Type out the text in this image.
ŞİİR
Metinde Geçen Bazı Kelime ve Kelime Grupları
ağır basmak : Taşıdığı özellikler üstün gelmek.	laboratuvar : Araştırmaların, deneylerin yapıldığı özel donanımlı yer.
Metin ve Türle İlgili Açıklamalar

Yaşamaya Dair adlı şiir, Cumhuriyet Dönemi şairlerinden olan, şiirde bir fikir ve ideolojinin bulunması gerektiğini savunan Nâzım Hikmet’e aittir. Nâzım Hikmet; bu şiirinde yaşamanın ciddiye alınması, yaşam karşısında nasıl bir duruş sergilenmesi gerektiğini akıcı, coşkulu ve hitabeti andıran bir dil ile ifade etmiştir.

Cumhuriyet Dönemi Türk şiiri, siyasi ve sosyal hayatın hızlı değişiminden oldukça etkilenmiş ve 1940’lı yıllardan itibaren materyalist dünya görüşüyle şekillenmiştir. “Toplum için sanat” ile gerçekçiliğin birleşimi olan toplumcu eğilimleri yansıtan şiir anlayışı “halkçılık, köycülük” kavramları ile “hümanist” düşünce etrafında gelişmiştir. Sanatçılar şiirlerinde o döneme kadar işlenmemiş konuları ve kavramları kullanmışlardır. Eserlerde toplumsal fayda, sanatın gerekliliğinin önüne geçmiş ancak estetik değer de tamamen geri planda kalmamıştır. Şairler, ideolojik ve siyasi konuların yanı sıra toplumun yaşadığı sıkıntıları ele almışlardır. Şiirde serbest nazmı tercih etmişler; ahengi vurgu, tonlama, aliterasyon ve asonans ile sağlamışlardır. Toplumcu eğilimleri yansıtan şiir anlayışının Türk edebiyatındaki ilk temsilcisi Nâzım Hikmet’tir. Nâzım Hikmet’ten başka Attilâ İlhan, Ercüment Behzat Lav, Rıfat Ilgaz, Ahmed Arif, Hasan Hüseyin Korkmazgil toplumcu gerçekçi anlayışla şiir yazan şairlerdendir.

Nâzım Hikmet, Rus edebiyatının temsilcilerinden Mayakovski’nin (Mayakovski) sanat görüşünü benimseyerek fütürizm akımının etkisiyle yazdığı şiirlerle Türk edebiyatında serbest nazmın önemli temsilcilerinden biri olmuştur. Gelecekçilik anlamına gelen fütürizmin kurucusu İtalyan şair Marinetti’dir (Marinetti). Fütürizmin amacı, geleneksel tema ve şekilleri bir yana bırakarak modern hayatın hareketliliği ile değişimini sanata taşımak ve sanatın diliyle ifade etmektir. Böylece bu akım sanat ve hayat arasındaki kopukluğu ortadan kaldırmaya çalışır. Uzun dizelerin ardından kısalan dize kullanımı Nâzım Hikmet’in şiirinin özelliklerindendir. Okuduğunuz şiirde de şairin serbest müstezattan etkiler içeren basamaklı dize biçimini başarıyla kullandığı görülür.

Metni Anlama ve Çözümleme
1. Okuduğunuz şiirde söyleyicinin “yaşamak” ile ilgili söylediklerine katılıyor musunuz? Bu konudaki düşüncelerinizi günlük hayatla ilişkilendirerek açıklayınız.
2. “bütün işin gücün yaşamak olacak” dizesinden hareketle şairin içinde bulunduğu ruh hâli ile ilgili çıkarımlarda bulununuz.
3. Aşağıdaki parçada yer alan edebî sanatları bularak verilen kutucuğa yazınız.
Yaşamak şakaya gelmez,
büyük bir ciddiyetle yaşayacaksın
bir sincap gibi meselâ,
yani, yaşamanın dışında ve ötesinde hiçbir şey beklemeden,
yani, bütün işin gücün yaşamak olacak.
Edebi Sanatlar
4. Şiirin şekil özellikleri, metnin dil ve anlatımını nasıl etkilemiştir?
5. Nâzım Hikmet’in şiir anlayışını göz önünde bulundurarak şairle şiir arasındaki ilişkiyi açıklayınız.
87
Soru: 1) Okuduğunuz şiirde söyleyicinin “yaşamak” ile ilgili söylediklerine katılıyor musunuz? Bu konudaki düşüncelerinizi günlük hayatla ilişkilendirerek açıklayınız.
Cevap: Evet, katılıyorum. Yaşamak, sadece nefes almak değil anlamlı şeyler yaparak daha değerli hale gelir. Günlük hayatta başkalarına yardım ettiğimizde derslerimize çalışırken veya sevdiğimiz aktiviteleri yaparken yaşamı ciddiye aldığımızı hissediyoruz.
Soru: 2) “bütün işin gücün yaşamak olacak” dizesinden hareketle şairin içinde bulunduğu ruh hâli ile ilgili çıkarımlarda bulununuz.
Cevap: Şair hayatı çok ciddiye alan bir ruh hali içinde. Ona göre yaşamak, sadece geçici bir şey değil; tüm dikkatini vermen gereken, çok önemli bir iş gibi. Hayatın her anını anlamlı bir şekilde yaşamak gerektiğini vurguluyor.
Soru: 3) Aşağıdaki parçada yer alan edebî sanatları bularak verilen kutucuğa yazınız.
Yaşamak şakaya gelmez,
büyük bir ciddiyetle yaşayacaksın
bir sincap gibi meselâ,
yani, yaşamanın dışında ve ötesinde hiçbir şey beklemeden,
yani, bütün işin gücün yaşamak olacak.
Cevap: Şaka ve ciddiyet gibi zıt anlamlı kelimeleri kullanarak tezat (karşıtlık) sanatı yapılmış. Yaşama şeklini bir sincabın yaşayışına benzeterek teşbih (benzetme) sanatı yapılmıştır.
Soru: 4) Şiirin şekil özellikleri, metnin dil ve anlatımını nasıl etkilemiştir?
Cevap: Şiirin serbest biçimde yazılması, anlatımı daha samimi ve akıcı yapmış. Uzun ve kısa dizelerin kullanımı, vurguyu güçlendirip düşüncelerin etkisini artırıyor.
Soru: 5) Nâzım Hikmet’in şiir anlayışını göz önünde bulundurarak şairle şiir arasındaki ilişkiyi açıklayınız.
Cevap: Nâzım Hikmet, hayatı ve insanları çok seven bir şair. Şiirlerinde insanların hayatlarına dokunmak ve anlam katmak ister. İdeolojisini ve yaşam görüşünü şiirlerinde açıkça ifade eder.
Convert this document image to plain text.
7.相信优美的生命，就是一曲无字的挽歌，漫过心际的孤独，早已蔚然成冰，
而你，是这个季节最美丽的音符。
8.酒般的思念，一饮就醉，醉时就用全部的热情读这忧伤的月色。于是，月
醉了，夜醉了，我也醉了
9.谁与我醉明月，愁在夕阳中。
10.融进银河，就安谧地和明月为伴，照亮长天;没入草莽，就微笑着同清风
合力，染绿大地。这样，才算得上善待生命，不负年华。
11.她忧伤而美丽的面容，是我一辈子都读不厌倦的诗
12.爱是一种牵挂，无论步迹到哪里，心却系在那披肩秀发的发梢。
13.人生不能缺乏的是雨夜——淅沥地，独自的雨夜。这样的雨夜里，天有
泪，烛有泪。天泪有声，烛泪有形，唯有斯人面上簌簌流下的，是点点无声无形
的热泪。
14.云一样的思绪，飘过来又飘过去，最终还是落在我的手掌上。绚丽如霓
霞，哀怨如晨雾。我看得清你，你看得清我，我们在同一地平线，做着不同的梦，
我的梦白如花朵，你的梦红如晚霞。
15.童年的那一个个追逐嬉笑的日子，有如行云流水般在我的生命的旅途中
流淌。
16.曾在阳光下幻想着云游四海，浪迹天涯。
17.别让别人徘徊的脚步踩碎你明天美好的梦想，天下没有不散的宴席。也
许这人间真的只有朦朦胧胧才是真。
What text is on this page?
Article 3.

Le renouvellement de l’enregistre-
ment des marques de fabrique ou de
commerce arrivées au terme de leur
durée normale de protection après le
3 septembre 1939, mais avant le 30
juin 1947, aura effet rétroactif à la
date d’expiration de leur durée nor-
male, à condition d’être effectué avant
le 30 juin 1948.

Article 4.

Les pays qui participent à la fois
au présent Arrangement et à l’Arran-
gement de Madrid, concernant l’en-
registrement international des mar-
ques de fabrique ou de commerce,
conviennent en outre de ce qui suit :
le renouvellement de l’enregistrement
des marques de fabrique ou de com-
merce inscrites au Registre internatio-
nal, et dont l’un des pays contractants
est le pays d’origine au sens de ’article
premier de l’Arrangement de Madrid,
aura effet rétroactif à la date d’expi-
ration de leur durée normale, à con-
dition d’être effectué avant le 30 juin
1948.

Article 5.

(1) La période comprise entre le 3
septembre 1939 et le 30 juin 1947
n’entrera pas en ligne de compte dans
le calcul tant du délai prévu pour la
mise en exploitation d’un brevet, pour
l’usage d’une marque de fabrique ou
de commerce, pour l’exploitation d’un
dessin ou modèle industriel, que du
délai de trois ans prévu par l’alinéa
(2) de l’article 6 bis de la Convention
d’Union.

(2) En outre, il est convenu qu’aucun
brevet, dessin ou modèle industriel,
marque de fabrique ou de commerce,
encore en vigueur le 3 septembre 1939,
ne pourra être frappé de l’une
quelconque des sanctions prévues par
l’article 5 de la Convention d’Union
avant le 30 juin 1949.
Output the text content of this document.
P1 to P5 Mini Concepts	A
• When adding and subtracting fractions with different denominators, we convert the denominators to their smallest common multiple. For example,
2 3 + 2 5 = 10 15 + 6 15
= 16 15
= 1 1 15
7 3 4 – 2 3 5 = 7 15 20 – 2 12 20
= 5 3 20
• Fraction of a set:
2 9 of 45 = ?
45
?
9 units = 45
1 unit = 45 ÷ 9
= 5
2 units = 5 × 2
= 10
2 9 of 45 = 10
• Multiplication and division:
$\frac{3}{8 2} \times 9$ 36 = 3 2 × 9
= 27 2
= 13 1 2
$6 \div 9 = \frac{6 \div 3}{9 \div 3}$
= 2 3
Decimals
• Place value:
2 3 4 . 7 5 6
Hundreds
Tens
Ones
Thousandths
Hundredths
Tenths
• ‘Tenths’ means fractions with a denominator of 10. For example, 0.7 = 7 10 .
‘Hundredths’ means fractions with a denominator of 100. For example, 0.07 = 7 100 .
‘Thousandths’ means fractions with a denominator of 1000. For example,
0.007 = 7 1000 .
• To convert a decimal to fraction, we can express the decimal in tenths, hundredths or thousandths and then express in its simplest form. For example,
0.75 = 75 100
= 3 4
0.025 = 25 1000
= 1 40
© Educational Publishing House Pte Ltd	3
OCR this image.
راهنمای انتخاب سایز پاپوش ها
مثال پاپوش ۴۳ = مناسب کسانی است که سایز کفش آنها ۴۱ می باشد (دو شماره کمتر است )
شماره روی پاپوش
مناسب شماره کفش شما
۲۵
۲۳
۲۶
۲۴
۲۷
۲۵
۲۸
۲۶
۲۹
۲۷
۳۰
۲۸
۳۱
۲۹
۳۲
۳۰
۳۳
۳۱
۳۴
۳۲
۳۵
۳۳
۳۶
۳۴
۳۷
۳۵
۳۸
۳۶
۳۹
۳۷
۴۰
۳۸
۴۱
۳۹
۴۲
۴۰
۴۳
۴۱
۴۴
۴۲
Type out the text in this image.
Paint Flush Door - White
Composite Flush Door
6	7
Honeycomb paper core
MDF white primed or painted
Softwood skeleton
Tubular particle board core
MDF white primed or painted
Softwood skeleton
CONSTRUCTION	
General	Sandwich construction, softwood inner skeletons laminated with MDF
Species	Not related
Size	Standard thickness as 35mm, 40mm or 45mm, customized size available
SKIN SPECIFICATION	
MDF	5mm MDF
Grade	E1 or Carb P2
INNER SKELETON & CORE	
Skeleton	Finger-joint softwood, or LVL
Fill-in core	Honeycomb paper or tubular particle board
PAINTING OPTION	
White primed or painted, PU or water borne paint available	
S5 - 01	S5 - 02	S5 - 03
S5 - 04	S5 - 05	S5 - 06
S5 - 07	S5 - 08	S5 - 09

━━━

- Exercise:
Locate each line with the word "available" and copy it.

- Exercise response:
Size	Standard thickness as 35mm, 40mm or 45mm, customized size available
White primed or painted, PU or water borne paint available	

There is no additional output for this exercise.